**WHAT TO DO**
Tally the lines holding the string "Welcome" and reply with that number alone.

**RECORDS FOR THIS EXERCISE**
## Start

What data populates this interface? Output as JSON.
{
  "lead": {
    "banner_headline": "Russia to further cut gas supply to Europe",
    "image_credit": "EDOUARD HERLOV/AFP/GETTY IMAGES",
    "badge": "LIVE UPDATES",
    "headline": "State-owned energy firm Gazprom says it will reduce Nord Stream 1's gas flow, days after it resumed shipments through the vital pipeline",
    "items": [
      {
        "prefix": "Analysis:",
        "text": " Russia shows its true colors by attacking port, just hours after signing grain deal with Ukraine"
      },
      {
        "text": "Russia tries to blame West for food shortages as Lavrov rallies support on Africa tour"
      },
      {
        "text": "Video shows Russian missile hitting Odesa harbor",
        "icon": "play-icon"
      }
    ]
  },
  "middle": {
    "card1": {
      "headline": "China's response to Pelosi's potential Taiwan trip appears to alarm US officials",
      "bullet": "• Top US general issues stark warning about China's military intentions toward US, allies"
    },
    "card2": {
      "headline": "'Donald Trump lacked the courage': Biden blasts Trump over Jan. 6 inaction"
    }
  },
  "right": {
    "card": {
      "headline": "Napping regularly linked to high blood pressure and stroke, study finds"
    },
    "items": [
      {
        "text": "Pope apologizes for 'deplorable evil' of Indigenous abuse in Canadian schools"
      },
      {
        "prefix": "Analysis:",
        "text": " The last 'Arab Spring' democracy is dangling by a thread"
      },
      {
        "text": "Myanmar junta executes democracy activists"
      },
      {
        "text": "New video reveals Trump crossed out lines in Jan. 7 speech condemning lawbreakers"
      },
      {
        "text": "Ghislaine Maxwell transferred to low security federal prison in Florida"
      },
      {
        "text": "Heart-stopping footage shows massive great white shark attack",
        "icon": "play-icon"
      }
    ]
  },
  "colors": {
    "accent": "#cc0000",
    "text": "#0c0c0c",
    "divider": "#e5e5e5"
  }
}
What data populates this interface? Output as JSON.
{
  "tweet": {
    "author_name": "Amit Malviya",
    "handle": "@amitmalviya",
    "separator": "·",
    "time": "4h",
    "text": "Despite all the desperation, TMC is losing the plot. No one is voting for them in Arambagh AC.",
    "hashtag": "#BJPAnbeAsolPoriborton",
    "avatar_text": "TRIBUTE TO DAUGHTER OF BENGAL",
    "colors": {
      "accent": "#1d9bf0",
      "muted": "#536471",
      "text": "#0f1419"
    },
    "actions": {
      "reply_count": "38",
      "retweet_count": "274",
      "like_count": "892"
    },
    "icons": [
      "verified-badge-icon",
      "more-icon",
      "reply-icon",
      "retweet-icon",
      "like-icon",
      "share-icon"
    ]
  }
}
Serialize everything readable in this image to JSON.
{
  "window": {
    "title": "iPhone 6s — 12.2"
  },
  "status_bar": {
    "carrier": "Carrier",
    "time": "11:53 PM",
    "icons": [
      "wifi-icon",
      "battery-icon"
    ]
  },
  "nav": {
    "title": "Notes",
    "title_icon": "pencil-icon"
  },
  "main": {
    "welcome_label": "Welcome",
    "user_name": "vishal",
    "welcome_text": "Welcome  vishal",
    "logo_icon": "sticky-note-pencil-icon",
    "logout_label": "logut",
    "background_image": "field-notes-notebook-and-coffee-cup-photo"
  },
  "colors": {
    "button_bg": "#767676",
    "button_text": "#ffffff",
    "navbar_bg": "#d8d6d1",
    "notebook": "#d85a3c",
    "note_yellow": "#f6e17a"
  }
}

## End

**FINISHED TASK**
2